▸ **DO THIS**
Write out all lines holding the word "color".

▸ **SUPPLIED RECORDS**

□ □ □

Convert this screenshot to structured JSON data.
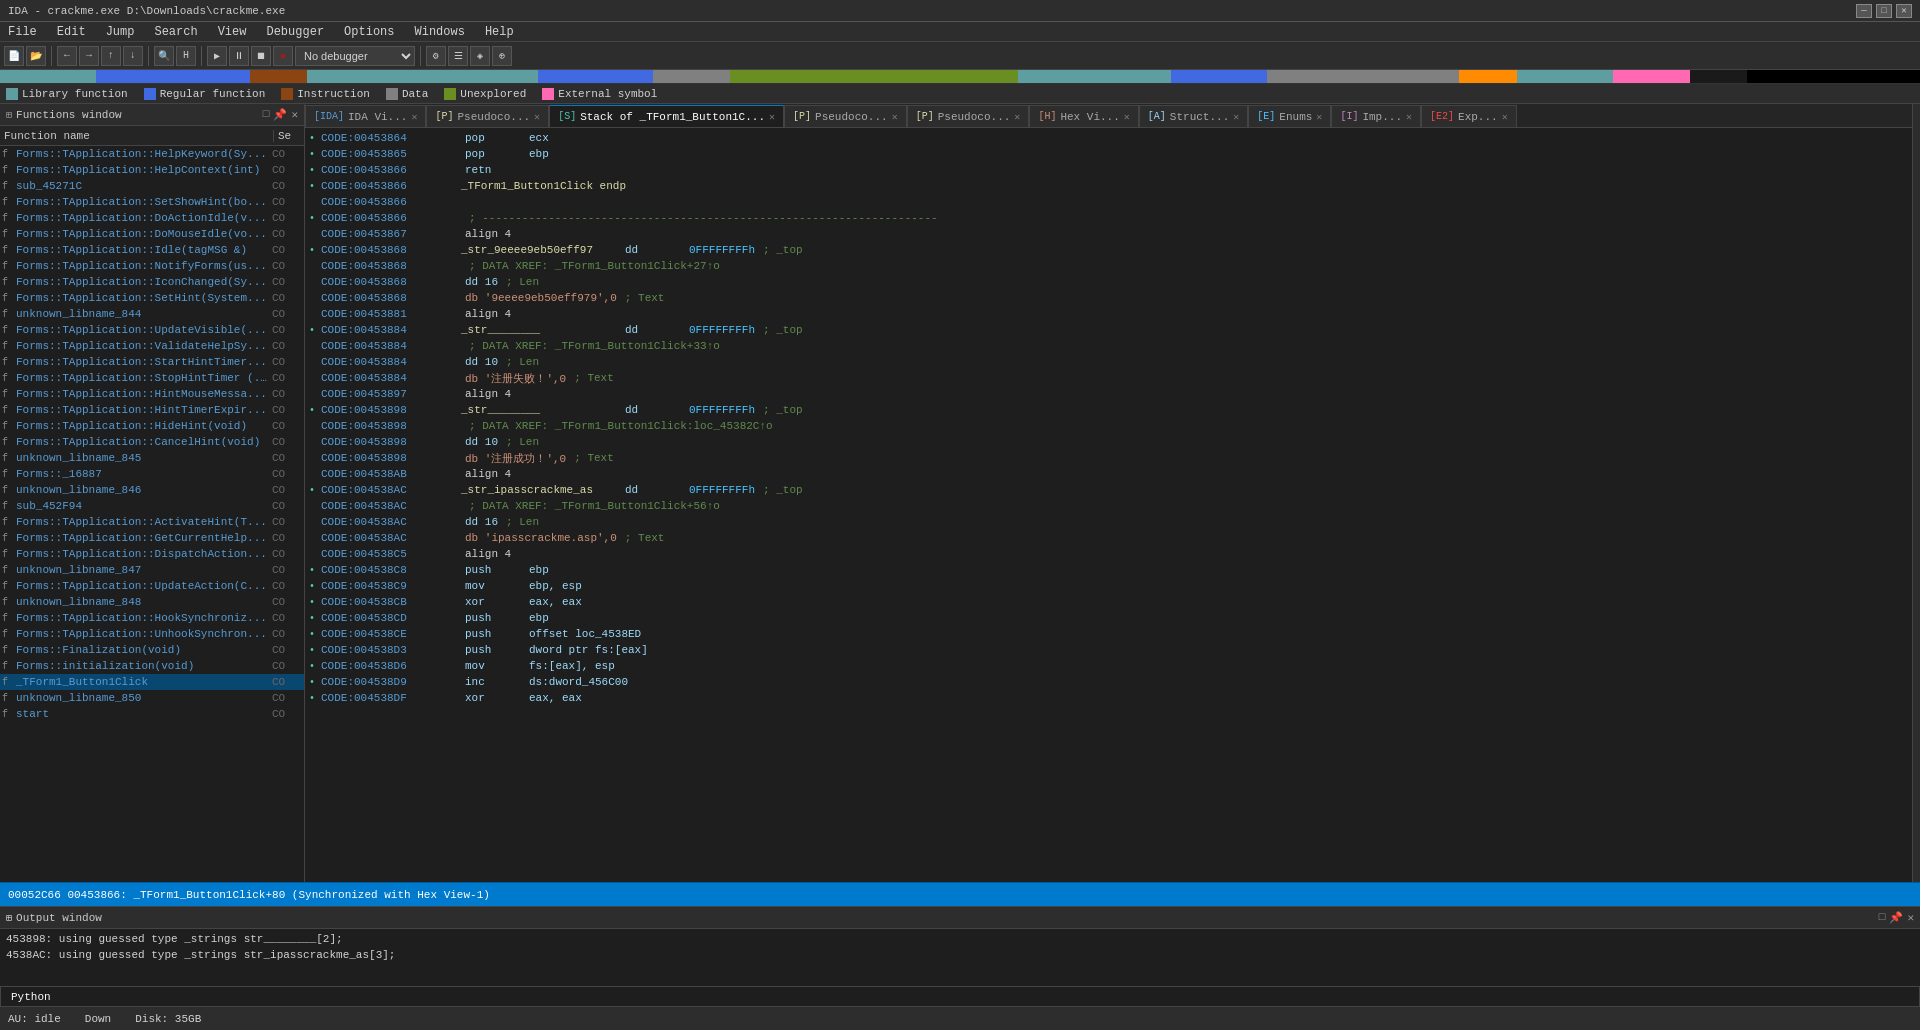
{
  "titlebar": {
    "title": "IDA - crackme.exe D:\\Downloads\\crackme.exe",
    "min": "─",
    "max": "□",
    "close": "✕"
  },
  "menubar": {
    "items": [
      "File",
      "Edit",
      "Jump",
      "Search",
      "View",
      "Debugger",
      "Options",
      "Windows",
      "Help"
    ]
  },
  "legend": {
    "items": [
      {
        "color": "#5f9ea0",
        "label": "Library function"
      },
      {
        "color": "#4169e1",
        "label": "Regular function"
      },
      {
        "color": "#8b4513",
        "label": "Instruction"
      },
      {
        "color": "#808080",
        "label": "Data"
      },
      {
        "color": "#6b8e23",
        "label": "Unexplored"
      },
      {
        "color": "#ff69b4",
        "label": "External symbol"
      }
    ]
  },
  "functions_panel": {
    "title": "Functions window",
    "col_name": "Function name",
    "col_se": "Se",
    "functions": [
      {
        "icon": "f",
        "name": "Forms::TApplication::HelpKeyword(Sy...",
        "se": "CO"
      },
      {
        "icon": "f",
        "name": "Forms::TApplication::HelpContext(int)",
        "se": "CO"
      },
      {
        "icon": "f",
        "name": "sub_45271C",
        "se": "CO"
      },
      {
        "icon": "f",
        "name": "Forms::TApplication::SetShowHint(bo...",
        "se": "CO"
      },
      {
        "icon": "f",
        "name": "Forms::TApplication::DoActionIdle(v...",
        "se": "CO"
      },
      {
        "icon": "f",
        "name": "Forms::TApplication::DoMouseIdle(vo...",
        "se": "CO"
      },
      {
        "icon": "f",
        "name": "Forms::TApplication::Idle(tagMSG &)",
        "se": "CO"
      },
      {
        "icon": "f",
        "name": "Forms::TApplication::NotifyForms(us...",
        "se": "CO"
      },
      {
        "icon": "f",
        "name": "Forms::TApplication::IconChanged(Sy...",
        "se": "CO"
      },
      {
        "icon": "f",
        "name": "Forms::TApplication::SetHint(System...",
        "se": "CO"
      },
      {
        "icon": "f",
        "name": "unknown_libname_844",
        "se": "CO"
      },
      {
        "icon": "f",
        "name": "Forms::TApplication::UpdateVisible(...",
        "se": "CO"
      },
      {
        "icon": "f",
        "name": "Forms::TApplication::ValidateHelpSy...",
        "se": "CO"
      },
      {
        "icon": "f",
        "name": "Forms::TApplication::StartHintTimer...",
        "se": "CO"
      },
      {
        "icon": "f",
        "name": "Forms::TApplication::StopHintTimer (...",
        "se": "CO"
      },
      {
        "icon": "f",
        "name": "Forms::TApplication::HintMouseMessa...",
        "se": "CO"
      },
      {
        "icon": "f",
        "name": "Forms::TApplication::HintTimerExpir...",
        "se": "CO"
      },
      {
        "icon": "f",
        "name": "Forms::TApplication::HideHint(void)",
        "se": "CO"
      },
      {
        "icon": "f",
        "name": "Forms::TApplication::CancelHint(void)",
        "se": "CO"
      },
      {
        "icon": "f",
        "name": "unknown_libname_845",
        "se": "CO"
      },
      {
        "icon": "f",
        "name": "Forms::_16887",
        "se": "CO"
      },
      {
        "icon": "f",
        "name": "unknown_libname_846",
        "se": "CO"
      },
      {
        "icon": "f",
        "name": "sub_452F94",
        "se": "CO"
      },
      {
        "icon": "f",
        "name": "Forms::TApplication::ActivateHint(T...",
        "se": "CO"
      },
      {
        "icon": "f",
        "name": "Forms::TApplication::GetCurrentHelp...",
        "se": "CO"
      },
      {
        "icon": "f",
        "name": "Forms::TApplication::DispatchAction...",
        "se": "CO"
      },
      {
        "icon": "f",
        "name": "unknown_libname_847",
        "se": "CO"
      },
      {
        "icon": "f",
        "name": "Forms::TApplication::UpdateAction(C...",
        "se": "CO"
      },
      {
        "icon": "f",
        "name": "unknown_libname_848",
        "se": "CO"
      },
      {
        "icon": "f",
        "name": "Forms::TApplication::HookSynchroniz...",
        "se": "CO"
      },
      {
        "icon": "f",
        "name": "Forms::TApplication::UnhookSynchron...",
        "se": "CO"
      },
      {
        "icon": "f",
        "name": "Forms::Finalization(void)",
        "se": "CO"
      },
      {
        "icon": "f",
        "name": "Forms::initialization(void)",
        "se": "CO"
      },
      {
        "icon": "f",
        "name": "_TForm1_Button1Click",
        "se": "CO",
        "selected": true
      },
      {
        "icon": "f",
        "name": "unknown_libname_850",
        "se": "CO"
      },
      {
        "icon": "f",
        "name": "start",
        "se": "CO"
      }
    ]
  },
  "tabs": [
    {
      "icon": "IDA",
      "label": "IDA Vi...",
      "active": false,
      "closeable": true
    },
    {
      "icon": "P",
      "label": "Pseudoco...",
      "active": false,
      "closeable": true
    },
    {
      "icon": "S",
      "label": "Stack of _TForm1_Button1C...",
      "active": true,
      "closeable": true
    },
    {
      "icon": "P",
      "label": "Pseudoco...",
      "active": false,
      "closeable": true
    },
    {
      "icon": "P",
      "label": "Pseudoco...",
      "active": false,
      "closeable": true
    },
    {
      "icon": "H",
      "label": "Hex Vi...",
      "active": false,
      "closeable": true
    },
    {
      "icon": "A",
      "label": "Struct...",
      "active": false,
      "closeable": true
    },
    {
      "icon": "E",
      "label": "Enums",
      "active": false,
      "closeable": true
    },
    {
      "icon": "I",
      "label": "Imp...",
      "active": false,
      "closeable": true
    },
    {
      "icon": "E2",
      "label": "Exp...",
      "active": false,
      "closeable": true
    }
  ],
  "code_lines": [
    {
      "dot": "•",
      "addr": "CODE:00453864",
      "label": "",
      "op": "pop",
      "arg": "ecx",
      "comment": ""
    },
    {
      "dot": "•",
      "addr": "CODE:00453865",
      "label": "",
      "op": "pop",
      "arg": "ebp",
      "comment": ""
    },
    {
      "dot": "•",
      "addr": "CODE:00453866",
      "label": "",
      "op": "retn",
      "arg": "",
      "comment": ""
    },
    {
      "dot": "•",
      "addr": "CODE:00453866",
      "label": "_TForm1_Button1Click endp",
      "op": "",
      "arg": "",
      "comment": ""
    },
    {
      "dot": "",
      "addr": "CODE:00453866",
      "label": "",
      "op": "",
      "arg": "",
      "comment": ""
    },
    {
      "dot": "•",
      "addr": "CODE:00453866",
      "label": "",
      "op": ";",
      "arg": "",
      "comment": "---------------------------------------------------------------------"
    },
    {
      "dot": "",
      "addr": "CODE:00453867",
      "label": "",
      "op": "",
      "arg": "align 4",
      "comment": ""
    },
    {
      "dot": "•",
      "addr": "CODE:00453868",
      "label": "_str_9eeee9eb50eff97",
      "op": "dd",
      "arg": "0FFFFFFFFh",
      "comment": "; _top"
    },
    {
      "dot": "",
      "addr": "CODE:00453868",
      "label": "",
      "op": "",
      "arg": "",
      "comment": "; DATA XREF: _TForm1_Button1Click+27↑o"
    },
    {
      "dot": "",
      "addr": "CODE:00453868",
      "label": "",
      "op": "",
      "arg": "dd 16",
      "comment": "; Len"
    },
    {
      "dot": "",
      "addr": "CODE:00453868",
      "label": "",
      "op": "",
      "arg": "db '9eeee9eb50eff979',0",
      "comment": "; Text"
    },
    {
      "dot": "",
      "addr": "CODE:00453881",
      "label": "",
      "op": "",
      "arg": "align 4",
      "comment": ""
    },
    {
      "dot": "•",
      "addr": "CODE:00453884",
      "label": "_str________",
      "op": "dd",
      "arg": "0FFFFFFFFh",
      "comment": "; _top"
    },
    {
      "dot": "",
      "addr": "CODE:00453884",
      "label": "",
      "op": "",
      "arg": "",
      "comment": "; DATA XREF: _TForm1_Button1Click+33↑o"
    },
    {
      "dot": "",
      "addr": "CODE:00453884",
      "label": "",
      "op": "",
      "arg": "dd 10",
      "comment": "; Len"
    },
    {
      "dot": "",
      "addr": "CODE:00453884",
      "label": "",
      "op": "",
      "arg": "db '注册失败！',0",
      "comment": "        ; Text"
    },
    {
      "dot": "",
      "addr": "CODE:00453897",
      "label": "",
      "op": "",
      "arg": "align 4",
      "comment": ""
    },
    {
      "dot": "•",
      "addr": "CODE:00453898",
      "label": "_str________",
      "op": "dd",
      "arg": "0FFFFFFFFh",
      "comment": "; _top"
    },
    {
      "dot": "",
      "addr": "CODE:00453898",
      "label": "",
      "op": "",
      "arg": "",
      "comment": "; DATA XREF: _TForm1_Button1Click:loc_45382C↑o"
    },
    {
      "dot": "",
      "addr": "CODE:00453898",
      "label": "",
      "op": "",
      "arg": "dd 10",
      "comment": "; Len"
    },
    {
      "dot": "",
      "addr": "CODE:00453898",
      "label": "",
      "op": "",
      "arg": "db '注册成功！',0",
      "comment": "        ; Text"
    },
    {
      "dot": "",
      "addr": "CODE:004538AB",
      "label": "",
      "op": "",
      "arg": "align 4",
      "comment": ""
    },
    {
      "dot": "•",
      "addr": "CODE:004538AC",
      "label": "_str_ipasscrackme_as",
      "op": "dd",
      "arg": "0FFFFFFFFh",
      "comment": "; _top"
    },
    {
      "dot": "",
      "addr": "CODE:004538AC",
      "label": "",
      "op": "",
      "arg": "",
      "comment": "; DATA XREF: _TForm1_Button1Click+56↑o"
    },
    {
      "dot": "",
      "addr": "CODE:004538AC",
      "label": "",
      "op": "",
      "arg": "dd 16",
      "comment": "; Len"
    },
    {
      "dot": "",
      "addr": "CODE:004538AC",
      "label": "",
      "op": "",
      "arg": "db 'ipasscrackme.asp',0",
      "comment": "; Text"
    },
    {
      "dot": "",
      "addr": "CODE:004538C5",
      "label": "",
      "op": "",
      "arg": "align 4",
      "comment": ""
    },
    {
      "dot": "•",
      "addr": "CODE:004538C8",
      "label": "",
      "op": "push",
      "arg": "ebp",
      "comment": ""
    },
    {
      "dot": "•",
      "addr": "CODE:004538C9",
      "label": "",
      "op": "mov",
      "arg": "ebp, esp",
      "comment": ""
    },
    {
      "dot": "•",
      "addr": "CODE:004538CB",
      "label": "",
      "op": "xor",
      "arg": "eax, eax",
      "comment": ""
    },
    {
      "dot": "•",
      "addr": "CODE:004538CD",
      "label": "",
      "op": "push",
      "arg": "ebp",
      "comment": ""
    },
    {
      "dot": "•",
      "addr": "CODE:004538CE",
      "label": "",
      "op": "push",
      "arg": "offset loc_4538ED",
      "comment": ""
    },
    {
      "dot": "•",
      "addr": "CODE:004538D3",
      "label": "",
      "op": "push",
      "arg": "dword ptr fs:[eax]",
      "comment": ""
    },
    {
      "dot": "•",
      "addr": "CODE:004538D6",
      "label": "",
      "op": "mov",
      "arg": "fs:[eax], esp",
      "comment": ""
    },
    {
      "dot": "•",
      "addr": "CODE:004538D9",
      "label": "",
      "op": "inc",
      "arg": "ds:dword_456C00",
      "comment": ""
    },
    {
      "dot": "•",
      "addr": "CODE:004538DF",
      "label": "",
      "op": "xor",
      "arg": "eax, eax",
      "comment": ""
    }
  ],
  "statusbar": {
    "text": "00052C66 00453866: _TForm1_Button1Click+80 (Synchronized with Hex View-1)"
  },
  "output": {
    "title": "Output window",
    "lines": [
      "453898: using guessed type _strings str________[2];",
      "4538AC: using guessed type _strings str_ipasscrackme_as[3];"
    ]
  },
  "bottom_tabs": [
    "Python"
  ],
  "footer": {
    "status": "AU: idle",
    "direction": "Down",
    "disk": "Disk: 35GB"
  },
  "debugger": {
    "label": "No debugger"
  }
}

□ □ □

▸ **PROBLEM SOLUTION**
        "color": "#5f9ea0",
        "color": "#4169e1",
        "color": "#8b4513",
        "color": "#808080",
        "color": "#6b8e23",
        "color": "#ff69b4",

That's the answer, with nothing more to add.